-------- Data for processing --------
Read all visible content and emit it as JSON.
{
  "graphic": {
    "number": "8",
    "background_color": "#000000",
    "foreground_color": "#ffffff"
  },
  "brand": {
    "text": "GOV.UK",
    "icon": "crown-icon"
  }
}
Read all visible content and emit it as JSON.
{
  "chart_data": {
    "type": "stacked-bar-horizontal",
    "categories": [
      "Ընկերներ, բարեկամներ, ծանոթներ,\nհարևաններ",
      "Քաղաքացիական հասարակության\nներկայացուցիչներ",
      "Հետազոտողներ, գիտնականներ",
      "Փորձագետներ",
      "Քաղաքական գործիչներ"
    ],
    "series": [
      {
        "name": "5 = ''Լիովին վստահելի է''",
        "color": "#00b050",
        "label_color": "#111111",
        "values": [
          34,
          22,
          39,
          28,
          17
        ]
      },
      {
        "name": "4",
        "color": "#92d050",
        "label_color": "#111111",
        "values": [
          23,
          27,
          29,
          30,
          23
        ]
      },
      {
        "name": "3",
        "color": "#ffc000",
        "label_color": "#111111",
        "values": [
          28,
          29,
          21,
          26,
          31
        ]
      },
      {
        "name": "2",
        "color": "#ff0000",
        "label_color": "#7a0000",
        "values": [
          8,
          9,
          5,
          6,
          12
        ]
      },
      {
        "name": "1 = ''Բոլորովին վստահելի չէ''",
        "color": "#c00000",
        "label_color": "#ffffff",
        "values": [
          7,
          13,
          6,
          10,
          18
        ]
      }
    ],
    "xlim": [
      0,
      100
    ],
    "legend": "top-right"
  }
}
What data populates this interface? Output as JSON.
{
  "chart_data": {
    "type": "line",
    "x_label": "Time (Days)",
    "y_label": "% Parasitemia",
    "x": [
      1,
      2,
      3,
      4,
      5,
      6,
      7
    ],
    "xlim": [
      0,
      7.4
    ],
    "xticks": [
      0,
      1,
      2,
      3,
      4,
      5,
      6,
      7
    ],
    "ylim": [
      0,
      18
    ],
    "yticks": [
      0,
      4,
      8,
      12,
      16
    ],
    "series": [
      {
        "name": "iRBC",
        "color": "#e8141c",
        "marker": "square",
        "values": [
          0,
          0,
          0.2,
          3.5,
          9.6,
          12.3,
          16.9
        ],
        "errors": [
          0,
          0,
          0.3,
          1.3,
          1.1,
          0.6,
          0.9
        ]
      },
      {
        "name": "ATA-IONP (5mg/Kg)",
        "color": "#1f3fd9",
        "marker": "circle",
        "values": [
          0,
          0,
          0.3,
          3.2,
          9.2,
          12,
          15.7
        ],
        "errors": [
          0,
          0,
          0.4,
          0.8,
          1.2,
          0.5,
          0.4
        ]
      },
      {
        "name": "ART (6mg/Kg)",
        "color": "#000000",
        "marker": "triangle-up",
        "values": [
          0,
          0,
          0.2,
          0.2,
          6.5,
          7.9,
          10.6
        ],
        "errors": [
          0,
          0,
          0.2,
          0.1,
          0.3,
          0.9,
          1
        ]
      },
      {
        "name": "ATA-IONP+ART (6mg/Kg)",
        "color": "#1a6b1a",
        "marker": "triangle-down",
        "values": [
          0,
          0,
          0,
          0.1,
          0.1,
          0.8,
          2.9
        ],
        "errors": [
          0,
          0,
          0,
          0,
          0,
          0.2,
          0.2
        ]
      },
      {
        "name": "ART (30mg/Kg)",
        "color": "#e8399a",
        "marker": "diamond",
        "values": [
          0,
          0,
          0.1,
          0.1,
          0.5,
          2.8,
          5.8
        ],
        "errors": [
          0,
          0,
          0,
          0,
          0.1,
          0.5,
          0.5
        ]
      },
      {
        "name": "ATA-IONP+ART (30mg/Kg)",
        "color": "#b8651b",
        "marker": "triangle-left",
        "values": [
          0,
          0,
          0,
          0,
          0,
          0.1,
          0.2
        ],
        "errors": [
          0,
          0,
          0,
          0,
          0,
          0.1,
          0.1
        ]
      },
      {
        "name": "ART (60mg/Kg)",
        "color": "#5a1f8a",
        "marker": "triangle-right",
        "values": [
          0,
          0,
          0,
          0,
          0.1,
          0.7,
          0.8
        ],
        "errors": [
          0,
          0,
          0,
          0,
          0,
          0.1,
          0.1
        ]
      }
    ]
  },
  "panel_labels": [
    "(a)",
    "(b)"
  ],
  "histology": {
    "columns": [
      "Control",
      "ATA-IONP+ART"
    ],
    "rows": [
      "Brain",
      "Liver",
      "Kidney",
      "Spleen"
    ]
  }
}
--------
--- Problem details ---
In the entries above, find each line with the word "right" and show it.

--- Exercise solution ---
    "legend": "top-right"
        "marker": "triangle-right",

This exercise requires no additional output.